● Document understanding data:
◆ ◆ ◆ ◆ ◆

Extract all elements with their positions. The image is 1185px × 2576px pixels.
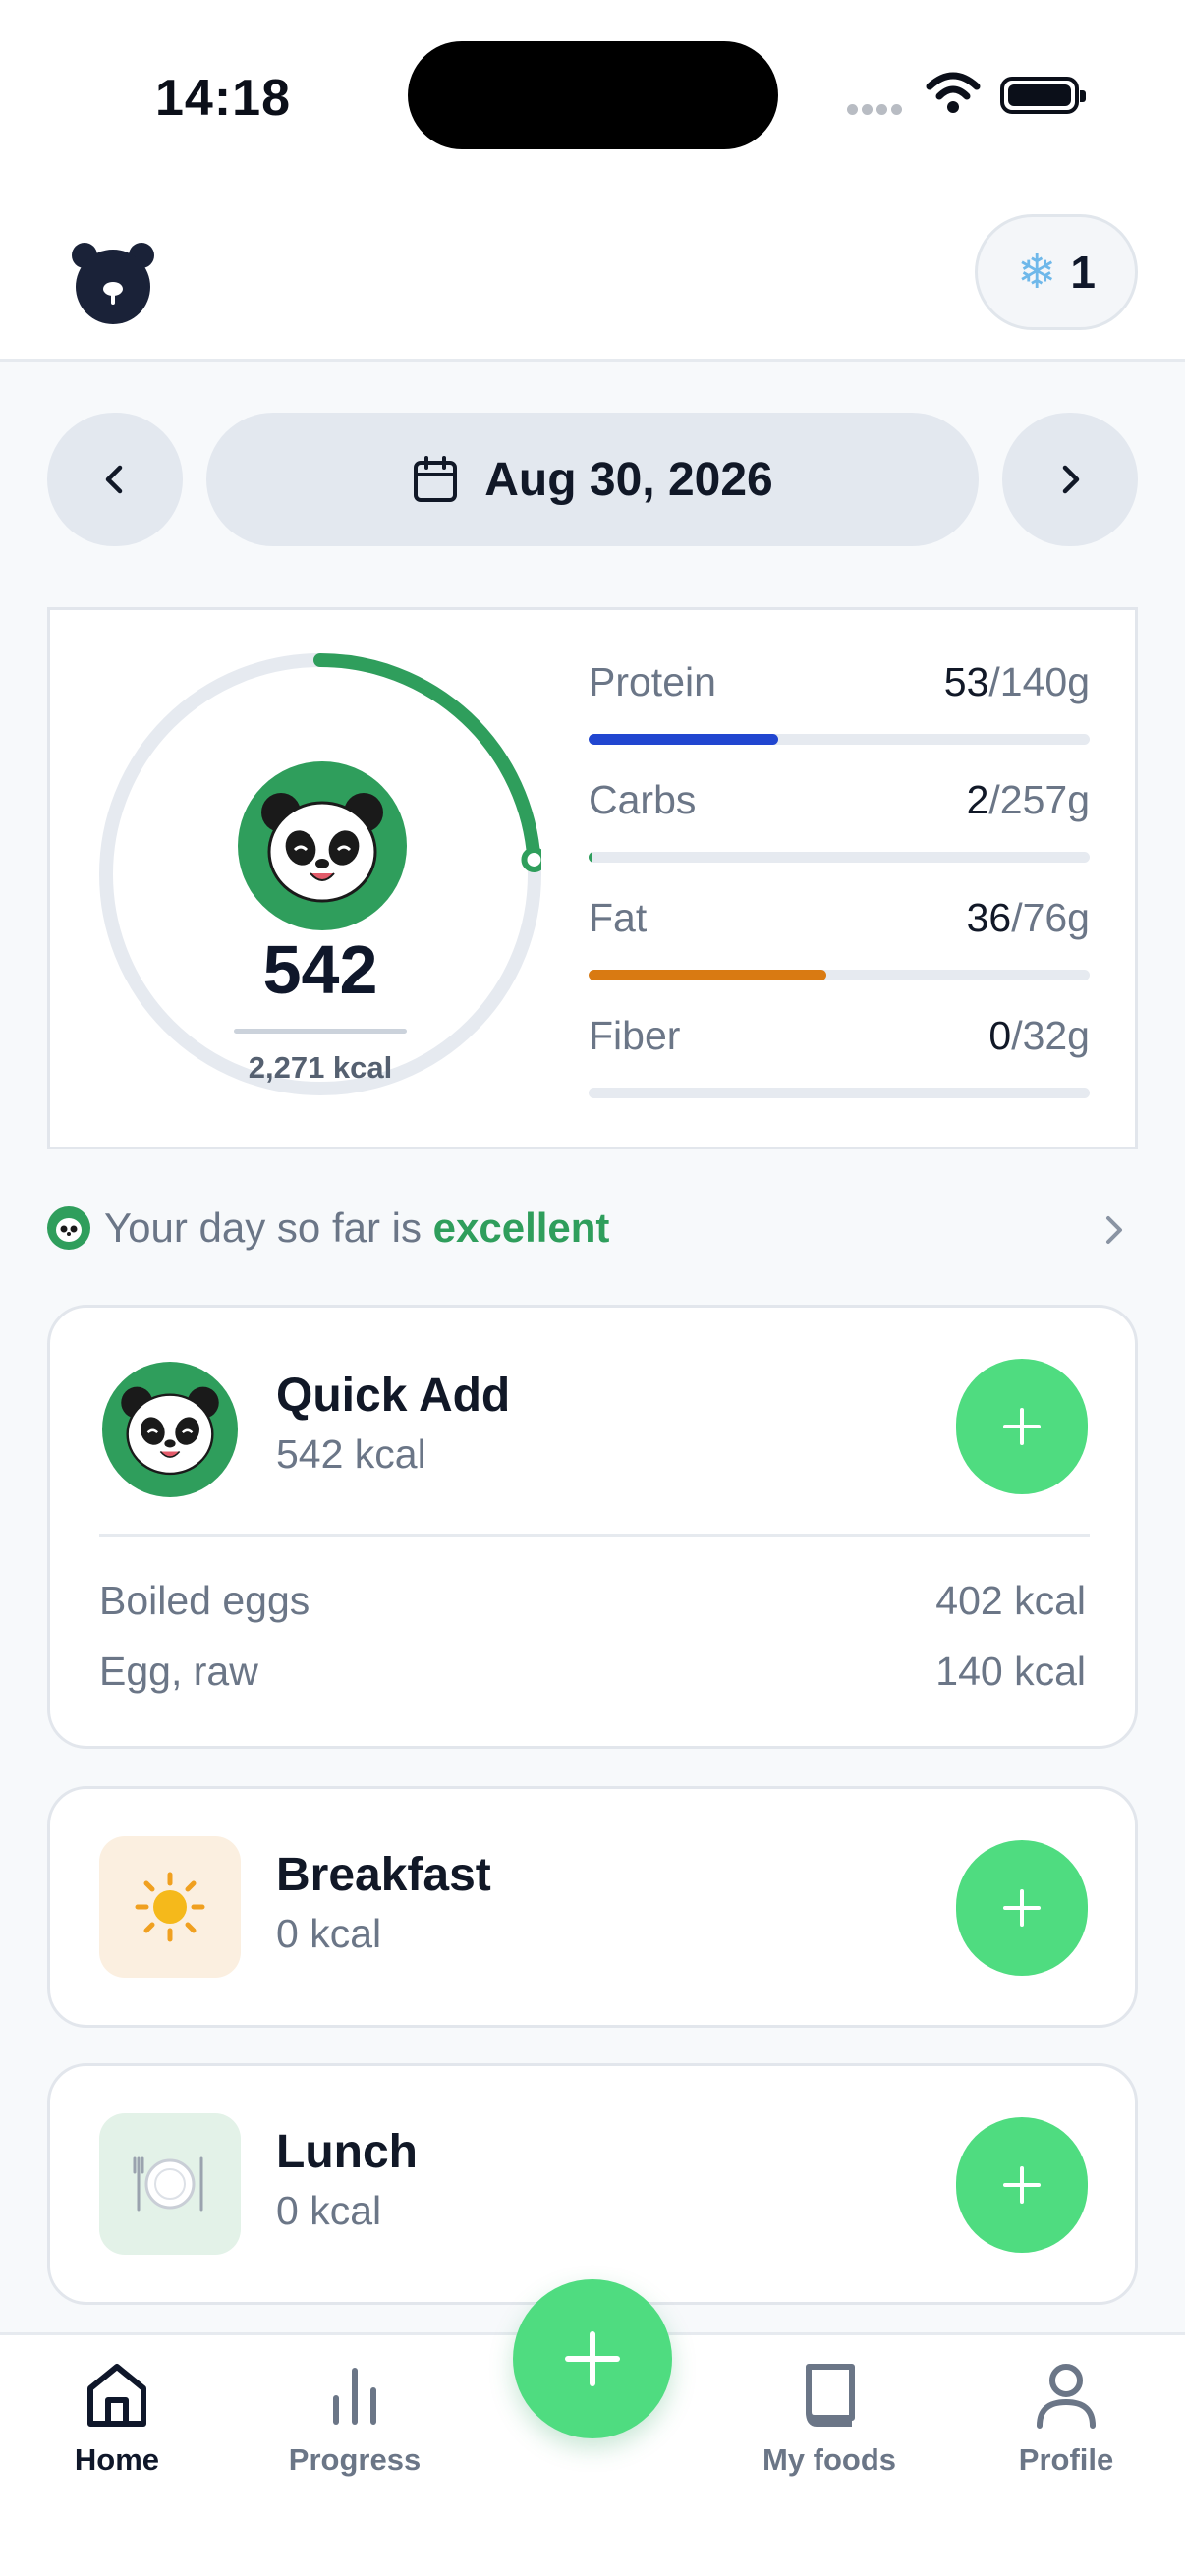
book-icon: [806, 2364, 855, 2427]
plus-icon: [1003, 1889, 1041, 1927]
meal-divider: [99, 1534, 1090, 1537]
date-picker-button[interactable]: Aug 30, 2026: [206, 413, 979, 546]
macro-progress-track: [589, 734, 1090, 745]
status-bar: 14:18: [0, 0, 1185, 187]
macro-value: 36/76g: [966, 895, 1090, 940]
add-breakfast-button[interactable]: [956, 1840, 1088, 1976]
bear-logo-icon: [69, 238, 157, 326]
plus-icon: [565, 2331, 620, 2386]
add-quick-add-button[interactable]: [956, 1359, 1088, 1494]
meal-title: Breakfast: [276, 1849, 491, 1901]
meal-kcal: 0 kcal: [276, 1911, 382, 1956]
macro-value: 0/32g: [988, 1013, 1090, 1058]
food-item-kcal: 140 kcal: [935, 1649, 1086, 1694]
snowflake-icon: ❄: [1017, 247, 1057, 299]
meal-card-lunch[interactable]: Lunch 0 kcal: [47, 2063, 1138, 2305]
plate-icon: [99, 2113, 241, 2255]
cellular-signal-icon: [847, 102, 906, 120]
macro-label: Fiber: [589, 1013, 681, 1058]
macro-progress-track: [589, 852, 1090, 863]
meal-kcal: 0 kcal: [276, 2188, 382, 2233]
meal-title: Quick Add: [276, 1370, 511, 1422]
meal-title: Lunch: [276, 2126, 418, 2178]
add-lunch-button[interactable]: [956, 2117, 1088, 2253]
macro-progress-track: [589, 1088, 1090, 1098]
tab-label: Progress: [288, 2442, 422, 2477]
selected-date: Aug 30, 2026: [484, 453, 773, 506]
meal-card-quick-add[interactable]: Quick Add 542 kcal Boiled eggs 402 kcal …: [47, 1305, 1138, 1749]
daily-summary-card[interactable]: 542 2,271 kcal Protein 53/140g Carbs 2/2…: [47, 607, 1138, 1149]
add-food-fab-button[interactable]: [513, 2279, 672, 2438]
day-rating-row[interactable]: Your day so far is excellent: [47, 1199, 1138, 1258]
meal-card-breakfast[interactable]: Breakfast 0 kcal: [47, 1786, 1138, 2028]
chevron-right-icon: [1062, 465, 1080, 494]
day-rating-value: excellent: [432, 1204, 610, 1251]
tab-home[interactable]: Home: [19, 2359, 215, 2478]
chevron-right-icon: [1106, 1216, 1122, 1244]
tab-my-foods[interactable]: My foods: [731, 2359, 928, 2478]
panda-mascot-icon: [99, 1359, 241, 1500]
tab-label: Home: [74, 2442, 160, 2477]
streak-freeze-badge[interactable]: ❄ 1: [975, 214, 1138, 330]
date-navigator: Aug 30, 2026: [47, 413, 1138, 546]
sun-icon: [99, 1836, 241, 1978]
panda-mascot-icon: [238, 761, 407, 930]
tab-label: Profile: [1018, 2442, 1114, 2477]
status-time: 14:18: [155, 70, 291, 127]
macro-fat: Fat 36/76g: [589, 895, 1090, 1013]
chevron-left-icon: [105, 465, 123, 494]
calorie-goal: 2,271 kcal: [248, 1050, 393, 1085]
plus-icon: [1003, 2166, 1041, 2204]
tab-label: My foods: [762, 2442, 897, 2477]
macro-progress-fill: [589, 970, 826, 980]
bar-chart-icon: [333, 2368, 376, 2425]
user-icon: [1037, 2364, 1096, 2429]
plus-icon: [1003, 1408, 1041, 1445]
calorie-divider: [234, 1029, 407, 1034]
macro-progress-fill: [589, 734, 779, 745]
calorie-ring: 542 2,271 kcal: [99, 653, 541, 1095]
battery-icon: [1000, 77, 1086, 114]
macro-value: 53/140g: [943, 659, 1090, 704]
dynamic-island: [408, 41, 778, 149]
food-item-name[interactable]: Egg, raw: [99, 1649, 258, 1695]
macro-fiber: Fiber 0/32g: [589, 1013, 1090, 1131]
macro-protein: Protein 53/140g: [589, 659, 1090, 777]
macro-progress-track: [589, 970, 1090, 980]
macro-carbs: Carbs 2/257g: [589, 777, 1090, 895]
meal-kcal: 542 kcal: [276, 1431, 426, 1477]
food-item-name[interactable]: Boiled eggs: [99, 1578, 310, 1624]
macro-label: Fat: [589, 895, 648, 940]
macro-value: 2/257g: [966, 777, 1090, 822]
food-item-kcal: 402 kcal: [935, 1578, 1086, 1623]
calories-eaten: 542: [262, 931, 378, 1008]
calorie-ring-marker: [521, 846, 541, 872]
tab-profile[interactable]: Profile: [968, 2359, 1164, 2478]
previous-day-button[interactable]: [47, 413, 183, 546]
next-day-button[interactable]: [1002, 413, 1138, 546]
home-icon: [87, 2364, 146, 2427]
tab-progress[interactable]: Progress: [256, 2359, 453, 2478]
streak-count: 1: [1070, 247, 1096, 298]
calendar-icon: [414, 456, 458, 502]
day-rating-text: Your day so far is excellent: [104, 1204, 610, 1251]
macro-list: Protein 53/140g Carbs 2/257g Fat 36/76g …: [589, 659, 1090, 1131]
app-header: ❄ 1: [0, 187, 1185, 362]
macro-label: Carbs: [589, 777, 697, 822]
panda-mascot-small-icon: [47, 1206, 90, 1250]
wifi-icon: [926, 71, 981, 119]
macro-label: Protein: [589, 659, 716, 704]
macro-progress-fill: [589, 852, 593, 863]
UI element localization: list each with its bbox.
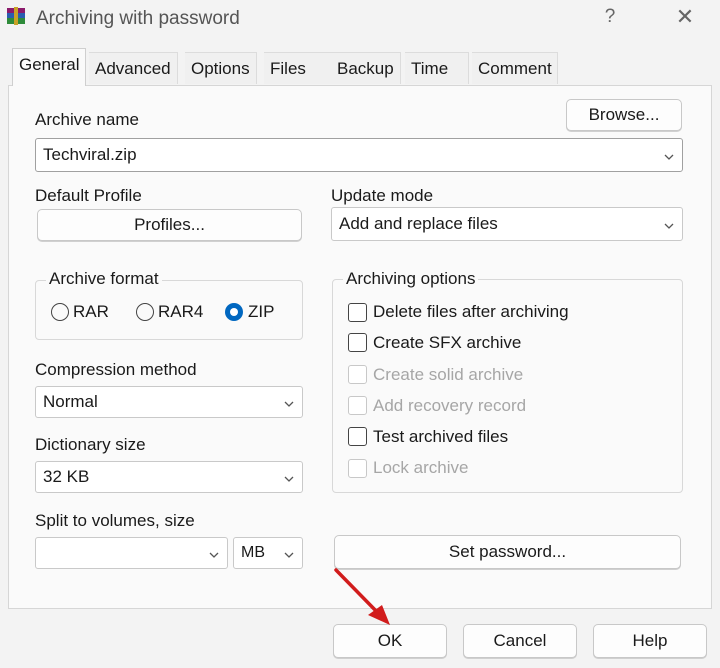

◆ ◆ ◆ ◆ ◆

● About this exercise:
Would you please write out the entries in full, exactly as they read, but without pictures?

● Task output:
Extract all elements with their positions. The image is 1185px × 2576px pixels.
book-icon: [806, 2364, 855, 2427]
plus-icon: [1003, 1889, 1041, 1927]
meal-divider: [99, 1534, 1090, 1537]
date-picker-button[interactable]: Aug 30, 2026: [206, 413, 979, 546]
macro-progress-track: [589, 734, 1090, 745]
status-bar: 14:18: [0, 0, 1185, 187]
macro-value: 36/76g: [966, 895, 1090, 940]
add-breakfast-button[interactable]: [956, 1840, 1088, 1976]
bear-logo-icon: [69, 238, 157, 326]
plus-icon: [565, 2331, 620, 2386]
add-quick-add-button[interactable]: [956, 1359, 1088, 1494]
meal-title: Breakfast: [276, 1849, 491, 1901]
meal-kcal: 0 kcal: [276, 1911, 382, 1956]
macro-value: 0/32g: [988, 1013, 1090, 1058]
food-item-kcal: 140 kcal: [935, 1649, 1086, 1694]
snowflake-icon: ❄: [1017, 247, 1057, 299]
meal-card-lunch[interactable]: Lunch 0 kcal: [47, 2063, 1138, 2305]
plate-icon: [99, 2113, 241, 2255]
cellular-signal-icon: [847, 102, 906, 120]
macro-label: Fiber: [589, 1013, 681, 1058]
macro-progress-track: [589, 852, 1090, 863]
meal-kcal: 0 kcal: [276, 2188, 382, 2233]
meal-title: Quick Add: [276, 1370, 511, 1422]
meal-title: Lunch: [276, 2126, 418, 2178]
add-lunch-button[interactable]: [956, 2117, 1088, 2253]
macro-progress-track: [589, 1088, 1090, 1098]
tab-label: Progress: [288, 2442, 422, 2477]
selected-date: Aug 30, 2026: [484, 453, 773, 506]
meal-card-quick-add[interactable]: Quick Add 542 kcal Boiled eggs 402 kcal …: [47, 1305, 1138, 1749]
daily-summary-card[interactable]: 542 2,271 kcal Protein 53/140g Carbs 2/2…: [47, 607, 1138, 1149]
add-food-fab-button[interactable]: [513, 2279, 672, 2438]
day-rating-row[interactable]: Your day so far is excellent: [47, 1199, 1138, 1258]
meal-card-breakfast[interactable]: Breakfast 0 kcal: [47, 1786, 1138, 2028]
chevron-right-icon: [1062, 465, 1080, 494]
day-rating-value: excellent: [432, 1204, 610, 1251]
tab-home[interactable]: Home: [19, 2359, 215, 2478]
chevron-right-icon: [1106, 1216, 1122, 1244]
tab-my-foods[interactable]: My foods: [731, 2359, 928, 2478]
panda-mascot-icon: [99, 1359, 241, 1500]
tab-label: Home: [74, 2442, 160, 2477]
streak-freeze-badge[interactable]: ❄ 1: [975, 214, 1138, 330]
date-navigator: Aug 30, 2026: [47, 413, 1138, 546]
sun-icon: [99, 1836, 241, 1978]
panda-mascot-icon: [238, 761, 407, 930]
tab-label: Profile: [1018, 2442, 1114, 2477]
status-time: 14:18: [155, 70, 291, 127]
macro-fat: Fat 36/76g: [589, 895, 1090, 1013]
chevron-left-icon: [105, 465, 123, 494]
calorie-goal: 2,271 kcal: [248, 1050, 393, 1085]
plus-icon: [1003, 2166, 1041, 2204]
tab-label: My foods: [762, 2442, 897, 2477]
macro-progress-fill: [589, 970, 826, 980]
bar-chart-icon: [333, 2368, 376, 2425]
user-icon: [1037, 2364, 1096, 2429]
plus-icon: [1003, 1408, 1041, 1445]
calorie-divider: [234, 1029, 407, 1034]
macro-progress-fill: [589, 734, 779, 745]
calorie-ring: 542 2,271 kcal: [99, 653, 541, 1095]
battery-icon: [1000, 77, 1086, 114]
macro-value: 53/140g: [943, 659, 1090, 704]
dynamic-island: [408, 41, 778, 149]
food-item-name[interactable]: Egg, raw: [99, 1649, 258, 1695]
macro-fiber: Fiber 0/32g: [589, 1013, 1090, 1131]
macro-protein: Protein 53/140g: [589, 659, 1090, 777]
macro-progress-track: [589, 970, 1090, 980]
macro-carbs: Carbs 2/257g: [589, 777, 1090, 895]
meal-kcal: 542 kcal: [276, 1431, 426, 1477]
food-item-name[interactable]: Boiled eggs: [99, 1578, 310, 1624]
macro-label: Fat: [589, 895, 648, 940]
macro-value: 2/257g: [966, 777, 1090, 822]
food-item-kcal: 402 kcal: [935, 1578, 1086, 1623]
calories-eaten: 542: [262, 931, 378, 1008]
calorie-ring-marker: [521, 846, 541, 872]
tab-profile[interactable]: Profile: [968, 2359, 1164, 2478]
previous-day-button[interactable]: [47, 413, 183, 546]
next-day-button[interactable]: [1002, 413, 1138, 546]
home-icon: [87, 2364, 146, 2427]
tab-progress[interactable]: Progress: [256, 2359, 453, 2478]
streak-count: 1: [1070, 247, 1096, 298]
calendar-icon: [414, 456, 458, 502]
day-rating-text: Your day so far is excellent: [104, 1204, 610, 1251]
macro-list: Protein 53/140g Carbs 2/257g Fat 36/76g …: [589, 659, 1090, 1131]
app-header: ❄ 1: [0, 187, 1185, 362]
macro-label: Carbs: [589, 777, 697, 822]
panda-mascot-small-icon: [47, 1206, 90, 1250]
wifi-icon: [926, 71, 981, 119]
macro-label: Protein: [589, 659, 716, 704]
macro-progress-fill: [589, 852, 593, 863]
UI element localization: list each with its bbox.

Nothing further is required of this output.